**Written instruction:** Return every line of the data below verbatim, without altering any character.

....................

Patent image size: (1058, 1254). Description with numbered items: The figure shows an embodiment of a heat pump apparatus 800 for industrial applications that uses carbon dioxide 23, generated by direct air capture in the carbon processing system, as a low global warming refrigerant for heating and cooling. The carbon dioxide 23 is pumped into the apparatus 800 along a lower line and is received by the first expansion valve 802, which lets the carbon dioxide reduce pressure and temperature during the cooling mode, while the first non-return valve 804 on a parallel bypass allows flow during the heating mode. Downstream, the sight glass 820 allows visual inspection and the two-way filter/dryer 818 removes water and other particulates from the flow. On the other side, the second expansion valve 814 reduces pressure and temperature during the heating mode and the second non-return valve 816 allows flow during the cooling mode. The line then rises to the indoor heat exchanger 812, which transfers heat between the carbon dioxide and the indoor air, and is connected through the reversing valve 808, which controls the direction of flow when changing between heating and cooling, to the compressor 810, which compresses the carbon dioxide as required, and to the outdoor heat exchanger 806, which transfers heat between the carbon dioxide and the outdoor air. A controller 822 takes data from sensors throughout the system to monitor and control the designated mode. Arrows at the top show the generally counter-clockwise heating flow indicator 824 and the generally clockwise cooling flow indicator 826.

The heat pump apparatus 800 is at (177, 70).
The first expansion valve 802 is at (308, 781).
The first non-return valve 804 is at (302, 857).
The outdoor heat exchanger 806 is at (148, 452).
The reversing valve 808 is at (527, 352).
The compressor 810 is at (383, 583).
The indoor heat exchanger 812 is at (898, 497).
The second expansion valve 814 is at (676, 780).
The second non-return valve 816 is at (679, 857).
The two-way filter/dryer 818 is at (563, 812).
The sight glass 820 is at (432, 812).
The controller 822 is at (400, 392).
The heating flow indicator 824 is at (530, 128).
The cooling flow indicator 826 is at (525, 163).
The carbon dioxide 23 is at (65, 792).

....................

**Result below:**
Patent image size: (1058, 1254). Description with numbered items: The figure shows an embodiment of a heat pump apparatus 800 for industrial applications that uses carbon dioxide 23, generated by direct air capture in the carbon processing system, as a low global warming refrigerant for heating and cooling. The carbon dioxide 23 is pumped into the apparatus 800 along a lower line and is received by the first expansion valve 802, which lets the carbon dioxide reduce pressure and temperature during the cooling mode, while the first non-return valve 804 on a parallel bypass allows flow during the heating mode. Downstream, the sight glass 820 allows visual inspection and the two-way filter/dryer 818 removes water and other particulates from the flow. On the other side, the second expansion valve 814 reduces pressure and temperature during the heating mode and the second non-return valve 816 allows flow during the cooling mode. The line then rises to the indoor heat exchanger 812, which transfers heat between the carbon dioxide and the indoor air, and is connected through the reversing valve 808, which controls the direction of flow when changing between heating and cooling, to the compressor 810, which compresses the carbon dioxide as required, and to the outdoor heat exchanger 806, which transfers heat between the carbon dioxide and the outdoor air. A controller 822 takes data from sensors throughout the system to monitor and control the designated mode. Arrows at the top show the generally counter-clockwise heating flow indicator 824 and the generally clockwise cooling flow indicator 826.

The heat pump apparatus 800 is at (177, 70).
The first expansion valve 802 is at (308, 781).
The first non-return valve 804 is at (302, 857).
The outdoor heat exchanger 806 is at (148, 452).
The reversing valve 808 is at (527, 352).
The compressor 810 is at (383, 583).
The indoor heat exchanger 812 is at (898, 497).
The second expansion valve 814 is at (676, 780).
The second non-return valve 816 is at (679, 857).
The two-way filter/dryer 818 is at (563, 812).
The sight glass 820 is at (432, 812).
The controller 822 is at (400, 392).
The heating flow indicator 824 is at (530, 128).
The cooling flow indicator 826 is at (525, 163).
The carbon dioxide 23 is at (65, 792).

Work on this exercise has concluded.